> **Given request**:
Pictures are not part of the copy; repeat everything else in the records exactly.

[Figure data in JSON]
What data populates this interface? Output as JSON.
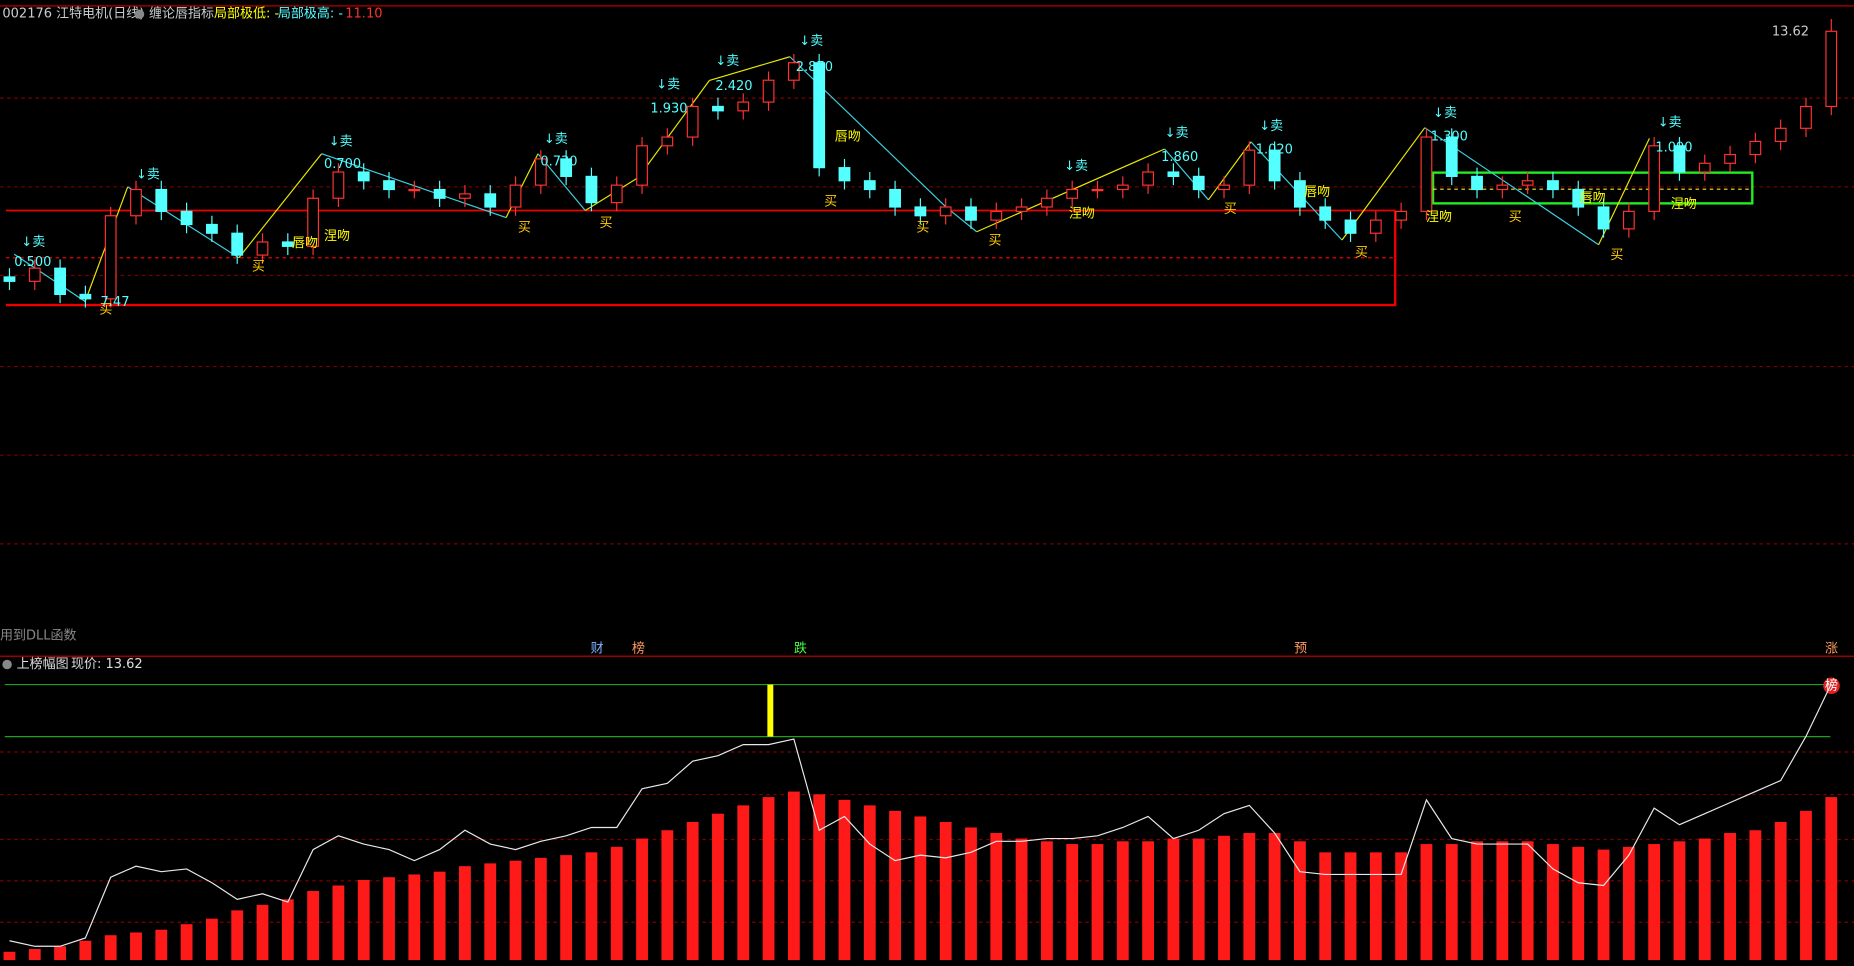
{
  "chart_data": [
    {
      "type": "candlestick",
      "title": "002176 江特电机(日线)",
      "indicator": "缠论唇指标",
      "low_label": "局部极低: -",
      "high_label": "局部极高: -",
      "level_label": "11.10",
      "price_label": "13.62",
      "note": "用到DLL函数",
      "up_color": "#ff3232",
      "down_color": "#54ffff",
      "ylim": [
        0,
        14.2
      ],
      "open": [
        8.0,
        7.9,
        8.2,
        7.6,
        7.5,
        9.4,
        10.0,
        9.5,
        9.2,
        9.0,
        8.5,
        8.8,
        8.7,
        9.8,
        10.4,
        10.2,
        10.0,
        10.0,
        9.8,
        9.9,
        9.6,
        10.1,
        10.7,
        10.3,
        9.7,
        10.1,
        11.0,
        11.2,
        11.9,
        11.8,
        12.0,
        12.5,
        12.9,
        10.5,
        10.2,
        10.0,
        9.6,
        9.4,
        9.6,
        9.3,
        9.5,
        9.6,
        9.8,
        10.0,
        10.0,
        10.1,
        10.4,
        10.3,
        10.0,
        10.1,
        10.9,
        10.2,
        9.6,
        9.3,
        9.0,
        9.3,
        9.5,
        11.2,
        10.3,
        10.0,
        10.1,
        10.2,
        10.0,
        9.6,
        9.1,
        9.5,
        11.0,
        10.4,
        10.6,
        10.8,
        11.1,
        11.4,
        11.9
      ],
      "high": [
        8.2,
        8.4,
        8.4,
        7.8,
        9.6,
        10.2,
        10.2,
        9.7,
        9.4,
        9.2,
        9.0,
        9.0,
        10.0,
        10.6,
        10.6,
        10.4,
        10.2,
        10.2,
        10.1,
        10.1,
        10.3,
        10.9,
        10.9,
        10.5,
        10.3,
        11.2,
        11.4,
        12.1,
        12.1,
        12.2,
        12.7,
        13.1,
        13.1,
        10.7,
        10.4,
        10.2,
        9.8,
        9.8,
        9.8,
        9.7,
        9.8,
        10.0,
        10.2,
        10.2,
        10.3,
        10.6,
        10.6,
        10.5,
        10.3,
        11.1,
        11.1,
        10.4,
        9.8,
        9.5,
        9.5,
        9.7,
        11.4,
        11.4,
        10.5,
        10.3,
        10.4,
        10.4,
        10.2,
        9.8,
        9.7,
        11.2,
        11.2,
        10.8,
        11.0,
        11.3,
        11.6,
        12.1,
        13.9
      ],
      "low": [
        7.7,
        7.7,
        7.4,
        7.3,
        7.3,
        9.2,
        9.3,
        9.0,
        8.8,
        8.3,
        8.3,
        8.5,
        8.5,
        9.6,
        10.0,
        9.8,
        9.8,
        9.6,
        9.6,
        9.4,
        9.4,
        9.9,
        10.1,
        9.5,
        9.5,
        9.9,
        10.8,
        11.0,
        11.6,
        11.6,
        11.8,
        12.3,
        10.3,
        10.0,
        9.8,
        9.4,
        9.2,
        9.2,
        9.1,
        9.1,
        9.3,
        9.4,
        9.6,
        9.8,
        9.8,
        9.9,
        10.1,
        9.8,
        9.8,
        9.9,
        10.0,
        9.4,
        9.1,
        8.8,
        8.8,
        9.1,
        9.3,
        10.1,
        9.8,
        9.8,
        9.9,
        9.8,
        9.4,
        8.9,
        8.9,
        9.3,
        10.2,
        10.2,
        10.4,
        10.6,
        10.9,
        11.2,
        11.7
      ],
      "close": [
        7.9,
        8.2,
        7.6,
        7.5,
        9.4,
        10.0,
        9.5,
        9.2,
        9.0,
        8.5,
        8.8,
        8.7,
        9.8,
        10.4,
        10.2,
        10.0,
        10.0,
        9.8,
        9.9,
        9.6,
        10.1,
        10.7,
        10.3,
        9.7,
        10.1,
        11.0,
        11.2,
        11.9,
        11.8,
        12.0,
        12.5,
        12.9,
        10.5,
        10.2,
        10.0,
        9.6,
        9.4,
        9.6,
        9.3,
        9.5,
        9.6,
        9.8,
        10.0,
        10.0,
        10.1,
        10.4,
        10.3,
        10.0,
        10.1,
        10.9,
        10.2,
        9.6,
        9.3,
        9.0,
        9.3,
        9.5,
        11.2,
        10.3,
        10.0,
        10.1,
        10.2,
        10.0,
        9.6,
        9.1,
        9.5,
        11.0,
        10.4,
        10.6,
        10.8,
        11.1,
        11.4,
        11.9,
        13.62
      ],
      "sell_labels": [
        "↓卖",
        "↓卖",
        "↓卖",
        "↓卖",
        "↓卖",
        "↓卖",
        "↓卖",
        "↓卖",
        "↓卖",
        "↓卖",
        "↓卖",
        "↓卖"
      ],
      "buy_labels": [
        "买",
        "买",
        "买",
        "买",
        "买",
        "买",
        "买",
        "买",
        "买",
        "买",
        "买"
      ],
      "price_labels": [
        "0.500",
        "7.47",
        "0.700",
        "0.730",
        "1.930",
        "2.420",
        "2.870",
        "1.860",
        "1.020",
        "1.300",
        "1.090"
      ],
      "pattern_labels": [
        "唇吻",
        "涅吻",
        "唇吻",
        "涅吻",
        "唇吻",
        "涅吻",
        "唇吻",
        "涅吻"
      ]
    },
    {
      "type": "bar",
      "title": "上榜幅图",
      "subtitle": "现价: 13.62",
      "ylim": [
        0,
        110
      ],
      "markers": [
        "财",
        "榜",
        "跌",
        "预",
        "涨",
        "榜"
      ],
      "series": [
        {
          "type": "bar",
          "color": "#ff1a1a",
          "values": [
            3,
            4,
            5,
            7,
            9,
            10,
            11,
            13,
            15,
            18,
            20,
            22,
            25,
            27,
            29,
            30,
            31,
            32,
            34,
            35,
            36,
            37,
            38,
            39,
            41,
            44,
            47,
            50,
            53,
            56,
            59,
            61,
            60,
            58,
            56,
            54,
            52,
            50,
            48,
            46,
            44,
            43,
            42,
            42,
            43,
            43,
            44,
            44,
            45,
            46,
            46,
            43,
            39,
            39,
            39,
            39,
            42,
            42,
            43,
            43,
            43,
            42,
            41,
            40,
            41,
            42,
            43,
            44,
            46,
            47,
            50,
            54,
            59
          ]
        },
        {
          "type": "line",
          "color": "#e8e8e8",
          "values": [
            7,
            5,
            5,
            8,
            30,
            34,
            32,
            33,
            28,
            22,
            24,
            21,
            40,
            45,
            42,
            40,
            36,
            40,
            47,
            42,
            40,
            43,
            45,
            48,
            48,
            62,
            64,
            72,
            74,
            78,
            78,
            80,
            47,
            52,
            42,
            36,
            38,
            37,
            39,
            43,
            43,
            44,
            44,
            45,
            48,
            52,
            44,
            47,
            53,
            56,
            46,
            32,
            31,
            31,
            31,
            31,
            58,
            44,
            42,
            42,
            42,
            33,
            28,
            27,
            38,
            55,
            49,
            53,
            57,
            61,
            65,
            81,
            100
          ]
        }
      ]
    }
  ]
}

> **Reply**:
What data populates this interface? Output as JSON.
{
  "chart_data": [
    {
      "type": "candlestick",
      "title": "002176 江特电机(日线)",
      "indicator": "缠论唇指标",
      "low_label": "局部极低: -",
      "high_label": "局部极高: -",
      "level_label": "11.10",
      "price_label": "13.62",
      "note": "用到DLL函数",
      "up_color": "#ff3232",
      "down_color": "#54ffff",
      "ylim": [
        0,
        14.2
      ],
      "open": [
        8.0,
        7.9,
        8.2,
        7.6,
        7.5,
        9.4,
        10.0,
        9.5,
        9.2,
        9.0,
        8.5,
        8.8,
        8.7,
        9.8,
        10.4,
        10.2,
        10.0,
        10.0,
        9.8,
        9.9,
        9.6,
        10.1,
        10.7,
        10.3,
        9.7,
        10.1,
        11.0,
        11.2,
        11.9,
        11.8,
        12.0,
        12.5,
        12.9,
        10.5,
        10.2,
        10.0,
        9.6,
        9.4,
        9.6,
        9.3,
        9.5,
        9.6,
        9.8,
        10.0,
        10.0,
        10.1,
        10.4,
        10.3,
        10.0,
        10.1,
        10.9,
        10.2,
        9.6,
        9.3,
        9.0,
        9.3,
        9.5,
        11.2,
        10.3,
        10.0,
        10.1,
        10.2,
        10.0,
        9.6,
        9.1,
        9.5,
        11.0,
        10.4,
        10.6,
        10.8,
        11.1,
        11.4,
        11.9
      ],
      "high": [
        8.2,
        8.4,
        8.4,
        7.8,
        9.6,
        10.2,
        10.2,
        9.7,
        9.4,
        9.2,
        9.0,
        9.0,
        10.0,
        10.6,
        10.6,
        10.4,
        10.2,
        10.2,
        10.1,
        10.1,
        10.3,
        10.9,
        10.9,
        10.5,
        10.3,
        11.2,
        11.4,
        12.1,
        12.1,
        12.2,
        12.7,
        13.1,
        13.1,
        10.7,
        10.4,
        10.2,
        9.8,
        9.8,
        9.8,
        9.7,
        9.8,
        10.0,
        10.2,
        10.2,
        10.3,
        10.6,
        10.6,
        10.5,
        10.3,
        11.1,
        11.1,
        10.4,
        9.8,
        9.5,
        9.5,
        9.7,
        11.4,
        11.4,
        10.5,
        10.3,
        10.4,
        10.4,
        10.2,
        9.8,
        9.7,
        11.2,
        11.2,
        10.8,
        11.0,
        11.3,
        11.6,
        12.1,
        13.9
      ],
      "low": [
        7.7,
        7.7,
        7.4,
        7.3,
        7.3,
        9.2,
        9.3,
        9.0,
        8.8,
        8.3,
        8.3,
        8.5,
        8.5,
        9.6,
        10.0,
        9.8,
        9.8,
        9.6,
        9.6,
        9.4,
        9.4,
        9.9,
        10.1,
        9.5,
        9.5,
        9.9,
        10.8,
        11.0,
        11.6,
        11.6,
        11.8,
        12.3,
        10.3,
        10.0,
        9.8,
        9.4,
        9.2,
        9.2,
        9.1,
        9.1,
        9.3,
        9.4,
        9.6,
        9.8,
        9.8,
        9.9,
        10.1,
        9.8,
        9.8,
        9.9,
        10.0,
        9.4,
        9.1,
        8.8,
        8.8,
        9.1,
        9.3,
        10.1,
        9.8,
        9.8,
        9.9,
        9.8,
        9.4,
        8.9,
        8.9,
        9.3,
        10.2,
        10.2,
        10.4,
        10.6,
        10.9,
        11.2,
        11.7
      ],
      "close": [
        7.9,
        8.2,
        7.6,
        7.5,
        9.4,
        10.0,
        9.5,
        9.2,
        9.0,
        8.5,
        8.8,
        8.7,
        9.8,
        10.4,
        10.2,
        10.0,
        10.0,
        9.8,
        9.9,
        9.6,
        10.1,
        10.7,
        10.3,
        9.7,
        10.1,
        11.0,
        11.2,
        11.9,
        11.8,
        12.0,
        12.5,
        12.9,
        10.5,
        10.2,
        10.0,
        9.6,
        9.4,
        9.6,
        9.3,
        9.5,
        9.6,
        9.8,
        10.0,
        10.0,
        10.1,
        10.4,
        10.3,
        10.0,
        10.1,
        10.9,
        10.2,
        9.6,
        9.3,
        9.0,
        9.3,
        9.5,
        11.2,
        10.3,
        10.0,
        10.1,
        10.2,
        10.0,
        9.6,
        9.1,
        9.5,
        11.0,
        10.4,
        10.6,
        10.8,
        11.1,
        11.4,
        11.9,
        13.62
      ],
      "sell_labels": [
        "↓卖",
        "↓卖",
        "↓卖",
        "↓卖",
        "↓卖",
        "↓卖",
        "↓卖",
        "↓卖",
        "↓卖",
        "↓卖",
        "↓卖",
        "↓卖"
      ],
      "buy_labels": [
        "买",
        "买",
        "买",
        "买",
        "买",
        "买",
        "买",
        "买",
        "买",
        "买",
        "买"
      ],
      "price_labels": [
        "0.500",
        "7.47",
        "0.700",
        "0.730",
        "1.930",
        "2.420",
        "2.870",
        "1.860",
        "1.020",
        "1.300",
        "1.090"
      ],
      "pattern_labels": [
        "唇吻",
        "涅吻",
        "唇吻",
        "涅吻",
        "唇吻",
        "涅吻",
        "唇吻",
        "涅吻"
      ]
    },
    {
      "type": "bar",
      "title": "上榜幅图",
      "subtitle": "现价: 13.62",
      "ylim": [
        0,
        110
      ],
      "markers": [
        "财",
        "榜",
        "跌",
        "预",
        "涨",
        "榜"
      ],
      "series": [
        {
          "type": "bar",
          "color": "#ff1a1a",
          "values": [
            3,
            4,
            5,
            7,
            9,
            10,
            11,
            13,
            15,
            18,
            20,
            22,
            25,
            27,
            29,
            30,
            31,
            32,
            34,
            35,
            36,
            37,
            38,
            39,
            41,
            44,
            47,
            50,
            53,
            56,
            59,
            61,
            60,
            58,
            56,
            54,
            52,
            50,
            48,
            46,
            44,
            43,
            42,
            42,
            43,
            43,
            44,
            44,
            45,
            46,
            46,
            43,
            39,
            39,
            39,
            39,
            42,
            42,
            43,
            43,
            43,
            42,
            41,
            40,
            41,
            42,
            43,
            44,
            46,
            47,
            50,
            54,
            59
          ]
        },
        {
          "type": "line",
          "color": "#e8e8e8",
          "values": [
            7,
            5,
            5,
            8,
            30,
            34,
            32,
            33,
            28,
            22,
            24,
            21,
            40,
            45,
            42,
            40,
            36,
            40,
            47,
            42,
            40,
            43,
            45,
            48,
            48,
            62,
            64,
            72,
            74,
            78,
            78,
            80,
            47,
            52,
            42,
            36,
            38,
            37,
            39,
            43,
            43,
            44,
            44,
            45,
            48,
            52,
            44,
            47,
            53,
            56,
            46,
            32,
            31,
            31,
            31,
            31,
            58,
            44,
            42,
            42,
            42,
            33,
            28,
            27,
            38,
            55,
            49,
            53,
            57,
            61,
            65,
            81,
            100
          ]
        }
      ]
    }
  ]
}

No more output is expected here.